- The problem -
Locate each line in the records containing "JSON". Copy it.
^^^^
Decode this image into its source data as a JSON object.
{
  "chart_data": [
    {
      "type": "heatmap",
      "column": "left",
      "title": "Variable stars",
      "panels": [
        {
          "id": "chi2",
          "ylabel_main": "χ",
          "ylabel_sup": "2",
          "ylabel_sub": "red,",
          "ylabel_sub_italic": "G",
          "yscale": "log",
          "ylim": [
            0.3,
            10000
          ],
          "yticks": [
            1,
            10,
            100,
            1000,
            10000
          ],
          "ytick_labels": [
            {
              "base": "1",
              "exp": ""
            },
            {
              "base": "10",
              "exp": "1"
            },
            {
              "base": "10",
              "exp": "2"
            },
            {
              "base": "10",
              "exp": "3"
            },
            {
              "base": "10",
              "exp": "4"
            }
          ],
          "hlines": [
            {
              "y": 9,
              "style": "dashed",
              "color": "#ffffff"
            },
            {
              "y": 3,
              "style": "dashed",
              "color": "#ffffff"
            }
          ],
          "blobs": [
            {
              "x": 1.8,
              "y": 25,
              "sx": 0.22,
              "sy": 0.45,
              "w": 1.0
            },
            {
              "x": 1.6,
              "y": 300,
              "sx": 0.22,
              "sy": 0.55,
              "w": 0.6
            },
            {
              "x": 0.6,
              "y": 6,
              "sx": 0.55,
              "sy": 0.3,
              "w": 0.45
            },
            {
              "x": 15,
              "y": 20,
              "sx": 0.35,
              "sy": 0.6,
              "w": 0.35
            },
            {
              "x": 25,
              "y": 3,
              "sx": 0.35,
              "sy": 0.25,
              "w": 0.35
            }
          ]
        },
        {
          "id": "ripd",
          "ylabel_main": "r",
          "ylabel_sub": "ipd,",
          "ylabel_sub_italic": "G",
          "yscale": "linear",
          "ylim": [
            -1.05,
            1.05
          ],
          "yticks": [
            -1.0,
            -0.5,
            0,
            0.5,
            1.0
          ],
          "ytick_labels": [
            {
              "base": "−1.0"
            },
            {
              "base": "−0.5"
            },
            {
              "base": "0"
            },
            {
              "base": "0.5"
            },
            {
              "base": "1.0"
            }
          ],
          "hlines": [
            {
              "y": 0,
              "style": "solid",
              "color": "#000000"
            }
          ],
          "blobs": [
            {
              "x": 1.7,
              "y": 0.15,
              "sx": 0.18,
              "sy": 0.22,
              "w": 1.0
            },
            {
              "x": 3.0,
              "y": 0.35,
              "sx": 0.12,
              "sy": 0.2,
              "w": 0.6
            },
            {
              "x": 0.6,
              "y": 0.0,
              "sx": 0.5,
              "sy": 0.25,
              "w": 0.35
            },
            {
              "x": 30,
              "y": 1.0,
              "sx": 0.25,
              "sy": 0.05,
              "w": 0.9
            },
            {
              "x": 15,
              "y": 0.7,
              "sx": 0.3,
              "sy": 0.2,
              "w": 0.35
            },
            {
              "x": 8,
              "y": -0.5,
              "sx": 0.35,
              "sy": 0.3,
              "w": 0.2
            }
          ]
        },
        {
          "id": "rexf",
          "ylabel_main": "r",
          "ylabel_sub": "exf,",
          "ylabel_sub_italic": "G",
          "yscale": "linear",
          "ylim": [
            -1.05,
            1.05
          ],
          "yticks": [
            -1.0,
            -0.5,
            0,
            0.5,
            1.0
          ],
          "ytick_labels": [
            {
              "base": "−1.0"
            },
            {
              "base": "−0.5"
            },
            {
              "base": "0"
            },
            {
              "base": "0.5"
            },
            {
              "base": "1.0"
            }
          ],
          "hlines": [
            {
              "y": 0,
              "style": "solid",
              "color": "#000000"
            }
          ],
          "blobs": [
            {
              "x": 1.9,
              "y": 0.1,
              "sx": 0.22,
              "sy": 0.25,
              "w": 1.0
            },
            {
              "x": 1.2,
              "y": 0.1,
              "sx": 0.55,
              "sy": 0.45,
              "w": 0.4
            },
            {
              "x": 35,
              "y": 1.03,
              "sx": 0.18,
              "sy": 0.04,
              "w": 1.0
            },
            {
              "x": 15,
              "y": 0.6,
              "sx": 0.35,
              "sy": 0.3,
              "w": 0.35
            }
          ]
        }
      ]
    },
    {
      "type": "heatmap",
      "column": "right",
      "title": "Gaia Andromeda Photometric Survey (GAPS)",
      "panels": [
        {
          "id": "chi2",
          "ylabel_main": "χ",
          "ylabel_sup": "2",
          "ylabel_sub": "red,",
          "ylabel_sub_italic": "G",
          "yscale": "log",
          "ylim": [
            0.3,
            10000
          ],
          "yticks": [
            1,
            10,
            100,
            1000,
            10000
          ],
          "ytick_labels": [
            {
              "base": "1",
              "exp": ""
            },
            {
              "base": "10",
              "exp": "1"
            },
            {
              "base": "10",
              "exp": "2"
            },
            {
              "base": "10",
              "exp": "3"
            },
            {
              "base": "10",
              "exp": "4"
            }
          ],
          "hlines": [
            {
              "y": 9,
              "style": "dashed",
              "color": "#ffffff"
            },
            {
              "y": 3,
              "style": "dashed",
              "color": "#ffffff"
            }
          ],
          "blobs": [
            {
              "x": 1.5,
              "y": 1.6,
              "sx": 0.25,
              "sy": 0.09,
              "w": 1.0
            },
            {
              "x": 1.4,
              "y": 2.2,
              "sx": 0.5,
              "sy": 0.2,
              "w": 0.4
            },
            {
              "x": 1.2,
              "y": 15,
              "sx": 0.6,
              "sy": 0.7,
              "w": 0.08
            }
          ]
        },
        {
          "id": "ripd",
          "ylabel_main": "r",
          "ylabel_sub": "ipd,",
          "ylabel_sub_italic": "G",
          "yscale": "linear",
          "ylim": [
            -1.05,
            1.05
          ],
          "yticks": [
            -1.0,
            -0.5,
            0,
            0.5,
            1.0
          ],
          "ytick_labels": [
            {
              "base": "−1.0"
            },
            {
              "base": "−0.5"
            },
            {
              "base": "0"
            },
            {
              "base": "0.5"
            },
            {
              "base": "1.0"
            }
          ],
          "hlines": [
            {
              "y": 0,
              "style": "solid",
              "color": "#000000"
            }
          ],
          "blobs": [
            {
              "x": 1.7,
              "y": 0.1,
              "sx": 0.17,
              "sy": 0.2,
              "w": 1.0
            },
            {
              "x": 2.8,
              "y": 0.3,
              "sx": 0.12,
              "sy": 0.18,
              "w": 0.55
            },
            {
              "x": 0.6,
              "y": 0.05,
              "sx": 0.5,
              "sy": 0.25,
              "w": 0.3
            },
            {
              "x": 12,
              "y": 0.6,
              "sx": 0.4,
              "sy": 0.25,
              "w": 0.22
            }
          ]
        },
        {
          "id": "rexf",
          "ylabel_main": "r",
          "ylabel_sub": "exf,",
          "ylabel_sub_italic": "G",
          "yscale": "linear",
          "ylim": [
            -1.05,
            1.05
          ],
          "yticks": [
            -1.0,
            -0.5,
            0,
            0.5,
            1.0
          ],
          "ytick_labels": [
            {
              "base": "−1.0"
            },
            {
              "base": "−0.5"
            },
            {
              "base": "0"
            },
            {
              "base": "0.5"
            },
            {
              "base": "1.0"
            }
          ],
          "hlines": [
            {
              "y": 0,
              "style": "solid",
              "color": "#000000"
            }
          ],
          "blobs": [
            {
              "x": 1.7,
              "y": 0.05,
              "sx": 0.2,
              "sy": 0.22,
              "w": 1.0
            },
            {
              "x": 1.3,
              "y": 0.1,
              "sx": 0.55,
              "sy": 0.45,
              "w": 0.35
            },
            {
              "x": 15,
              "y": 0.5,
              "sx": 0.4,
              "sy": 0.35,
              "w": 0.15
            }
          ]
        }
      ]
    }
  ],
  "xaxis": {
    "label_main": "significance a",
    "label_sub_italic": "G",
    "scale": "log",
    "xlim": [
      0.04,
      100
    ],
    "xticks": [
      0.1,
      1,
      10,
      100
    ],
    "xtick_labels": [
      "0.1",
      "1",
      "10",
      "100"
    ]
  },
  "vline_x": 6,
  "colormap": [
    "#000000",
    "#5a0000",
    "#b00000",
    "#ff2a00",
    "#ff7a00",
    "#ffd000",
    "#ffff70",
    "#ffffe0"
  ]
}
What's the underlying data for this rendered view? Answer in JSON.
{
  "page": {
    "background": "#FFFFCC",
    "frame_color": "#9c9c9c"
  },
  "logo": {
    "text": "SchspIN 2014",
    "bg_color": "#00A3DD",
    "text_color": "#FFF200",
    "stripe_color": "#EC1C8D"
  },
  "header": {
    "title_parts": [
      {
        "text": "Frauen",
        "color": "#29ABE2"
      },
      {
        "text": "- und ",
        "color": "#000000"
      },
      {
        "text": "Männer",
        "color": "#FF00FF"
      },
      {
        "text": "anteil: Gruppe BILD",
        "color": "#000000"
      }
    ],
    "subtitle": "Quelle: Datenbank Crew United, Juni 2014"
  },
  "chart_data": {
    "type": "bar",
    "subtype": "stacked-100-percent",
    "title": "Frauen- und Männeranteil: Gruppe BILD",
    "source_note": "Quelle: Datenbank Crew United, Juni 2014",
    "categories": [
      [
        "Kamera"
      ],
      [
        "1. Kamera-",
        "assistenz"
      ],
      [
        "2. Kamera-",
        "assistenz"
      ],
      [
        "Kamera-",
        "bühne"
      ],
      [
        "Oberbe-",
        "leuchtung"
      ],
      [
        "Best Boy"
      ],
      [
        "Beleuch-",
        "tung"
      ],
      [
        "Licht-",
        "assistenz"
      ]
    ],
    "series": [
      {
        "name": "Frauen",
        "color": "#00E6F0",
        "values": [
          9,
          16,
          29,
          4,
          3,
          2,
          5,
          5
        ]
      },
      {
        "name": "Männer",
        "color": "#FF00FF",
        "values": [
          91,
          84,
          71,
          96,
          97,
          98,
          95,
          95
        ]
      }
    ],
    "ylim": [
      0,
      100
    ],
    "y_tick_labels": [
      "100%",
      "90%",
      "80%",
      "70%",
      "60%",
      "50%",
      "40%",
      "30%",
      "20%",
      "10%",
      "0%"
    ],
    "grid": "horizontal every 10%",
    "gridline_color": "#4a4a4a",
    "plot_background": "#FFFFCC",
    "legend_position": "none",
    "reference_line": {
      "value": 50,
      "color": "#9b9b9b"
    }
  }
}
^^^^
- Solution for this task -
Decode this image into its source data as a JSON object.
What's the underlying data for this rendered view? Answer in JSON.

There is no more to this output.